**Aufgaben**.
1. Wonach wird im Formular gefragt, das Annabella dem neuen Gast im Text über Rudolf Thomes Film gibt?
2. Führe den Text über Rudolf Thomes Film im Anschluss an seinen letzten Satz weiter.

Ein klassischer Einstieg: der Blick aus dem Flugzeug auf eine Insel, der Flughafen, ein Mann mit einem großen Koffer in einem Taxi, das ihn ans Ende der Welt zu bringen scheint. Rudolf Thome nimmt uns mit auf eine Reise. Zeitreisen Die Zukunft untertitelt er den letzten Teil seiner Trilogie, der nicht nur in die Zukunft weist, sondern den Zuschauer vor allem mitnimmt an einen Ort, der dem Paradies nahe zu kommen scheint. Ein Gästehaus im Nirgendwo, ein locus amoenus, eine kleine Idylle inmitten der wilden, felsigen Landschaft. Die Menschen sinnlich, die Natur üppig, die Farben erdig. Jonathan in seinem steifen Anzug wirkt etwas deplaziert, als er diesen Ort zum ersten Mal betritt. Nachdem Hausherrin Annabella mit der Gartenarbeit fertig ist (wo schon, wenn nicht bei Rudolf Thome sieht man Hannelore Elsner in Gummistiefeln im Matsch wühlen?) gibt sie dem neuen Gast ein Formular mit seitenweise Fragen. Fragen nach dem Vermögen, den Schlafgewohnheiten und den sexuellen Vorlieben. Ihre Partnerin Isabella interessiere sich dafür, erklärt sie beiläufig.

**Extrahierte Einträge**.
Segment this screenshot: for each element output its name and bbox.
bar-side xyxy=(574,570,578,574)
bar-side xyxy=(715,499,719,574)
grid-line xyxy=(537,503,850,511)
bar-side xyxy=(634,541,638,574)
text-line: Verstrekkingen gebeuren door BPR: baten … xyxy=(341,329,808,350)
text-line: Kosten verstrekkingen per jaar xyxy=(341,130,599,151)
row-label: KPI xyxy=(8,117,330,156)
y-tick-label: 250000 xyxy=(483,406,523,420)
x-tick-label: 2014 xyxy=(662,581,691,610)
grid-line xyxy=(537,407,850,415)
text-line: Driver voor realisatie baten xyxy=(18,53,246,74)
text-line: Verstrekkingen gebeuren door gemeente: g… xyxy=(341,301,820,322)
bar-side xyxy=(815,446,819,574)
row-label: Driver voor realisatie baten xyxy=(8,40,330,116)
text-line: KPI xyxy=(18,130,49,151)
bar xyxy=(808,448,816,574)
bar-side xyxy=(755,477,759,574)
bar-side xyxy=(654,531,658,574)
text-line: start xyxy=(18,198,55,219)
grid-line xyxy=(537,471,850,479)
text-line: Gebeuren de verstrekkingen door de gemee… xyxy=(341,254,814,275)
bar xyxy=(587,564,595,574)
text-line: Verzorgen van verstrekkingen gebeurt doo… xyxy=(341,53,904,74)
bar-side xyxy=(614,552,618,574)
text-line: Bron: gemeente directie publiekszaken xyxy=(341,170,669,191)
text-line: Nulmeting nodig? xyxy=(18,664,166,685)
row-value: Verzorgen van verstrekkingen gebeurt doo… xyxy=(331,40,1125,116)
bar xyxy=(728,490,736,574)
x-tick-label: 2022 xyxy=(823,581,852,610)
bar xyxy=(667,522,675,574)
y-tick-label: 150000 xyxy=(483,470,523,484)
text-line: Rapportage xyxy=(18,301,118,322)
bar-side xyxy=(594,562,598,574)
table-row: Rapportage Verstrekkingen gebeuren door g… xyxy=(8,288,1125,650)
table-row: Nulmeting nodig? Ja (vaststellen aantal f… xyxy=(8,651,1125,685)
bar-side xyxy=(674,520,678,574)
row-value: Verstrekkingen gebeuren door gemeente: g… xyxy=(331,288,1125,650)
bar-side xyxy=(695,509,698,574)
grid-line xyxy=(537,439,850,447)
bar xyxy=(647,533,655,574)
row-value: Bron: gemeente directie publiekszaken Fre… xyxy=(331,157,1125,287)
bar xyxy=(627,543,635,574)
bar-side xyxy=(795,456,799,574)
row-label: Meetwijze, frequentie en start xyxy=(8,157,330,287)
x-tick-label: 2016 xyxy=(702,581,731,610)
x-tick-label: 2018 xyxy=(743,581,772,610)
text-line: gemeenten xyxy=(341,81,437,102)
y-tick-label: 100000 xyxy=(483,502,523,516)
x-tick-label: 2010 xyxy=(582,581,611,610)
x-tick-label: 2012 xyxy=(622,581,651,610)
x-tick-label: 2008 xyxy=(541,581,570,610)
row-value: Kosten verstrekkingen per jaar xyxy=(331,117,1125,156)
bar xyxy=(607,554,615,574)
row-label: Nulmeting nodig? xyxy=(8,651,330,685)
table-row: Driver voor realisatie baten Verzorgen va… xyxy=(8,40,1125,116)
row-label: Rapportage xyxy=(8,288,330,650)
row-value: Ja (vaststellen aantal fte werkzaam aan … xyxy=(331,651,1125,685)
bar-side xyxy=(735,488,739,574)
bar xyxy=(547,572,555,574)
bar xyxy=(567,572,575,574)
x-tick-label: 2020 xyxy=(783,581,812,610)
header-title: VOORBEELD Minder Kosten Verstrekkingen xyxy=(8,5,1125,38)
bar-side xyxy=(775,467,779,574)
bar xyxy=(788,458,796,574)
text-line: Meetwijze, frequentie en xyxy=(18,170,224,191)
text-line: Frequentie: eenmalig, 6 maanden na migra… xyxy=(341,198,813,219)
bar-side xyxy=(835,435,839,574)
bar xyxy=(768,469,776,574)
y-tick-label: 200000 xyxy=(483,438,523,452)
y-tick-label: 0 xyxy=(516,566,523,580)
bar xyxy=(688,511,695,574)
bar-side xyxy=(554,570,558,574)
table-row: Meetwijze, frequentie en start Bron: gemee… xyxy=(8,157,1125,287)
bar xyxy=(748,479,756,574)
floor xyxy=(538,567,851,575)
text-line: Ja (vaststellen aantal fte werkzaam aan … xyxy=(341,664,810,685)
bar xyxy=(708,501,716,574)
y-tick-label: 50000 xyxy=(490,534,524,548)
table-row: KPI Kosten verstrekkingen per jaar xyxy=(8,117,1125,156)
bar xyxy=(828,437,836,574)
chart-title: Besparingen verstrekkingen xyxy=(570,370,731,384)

**Antworten**.
1. Nach dem Vermögen, den Schlafgewohnheiten und den sexuellen Vorlieben.

2.
Ein typisches Thome-Universum: Frauen und Männer (nicht mehr ganz jung, aber umso lebenslustiger) deren Kinder, ein abgeschiedener Ort, gutes Essen, guter Wein, guter Sex
Würde Rauchzeichen nicht auf Sardinien spielen, dann würde früher oder später in diesem Text der Ausdruck Toskana-Fraktion fallen. Typisch auch die Exzentrik des Regisseurs, der bekennt, Zuspitzungen zu lieben und die Zuschauer reizen zu wollen. Und typisch auch die Figuren, die ihr Herz auf der Zunge tragen, behaupten, auf dem Mond gewesen zu sein, minutenlang Hölderlin rezitieren oder sich für den Gott des Kinos halten, aber nur Videokassetten sehen. Doch diesmal hat der Regisseur, der seit den 60er Jahren unaufhörlich Filme dreht, ein bisschen zu dick aufgetragen. Die großen Gefühle sind übermächtig geworden und drohen, jegliche Subtilität zu erdrücken, und die poetisch-absurde Überhöhung, die diese Exzentrik in früheren Filmen oft erträglich gemacht hat, gelingt Rudolf Thome in Rauchzeichen nur selten. So wirken die Dialoge doch manchmal unfreiwillig komisch, die brüsken Wendungen der Geschichte beinahe plump, das kindliche Gehabe der Jugendlichen deplaziert und wenig lebensnah.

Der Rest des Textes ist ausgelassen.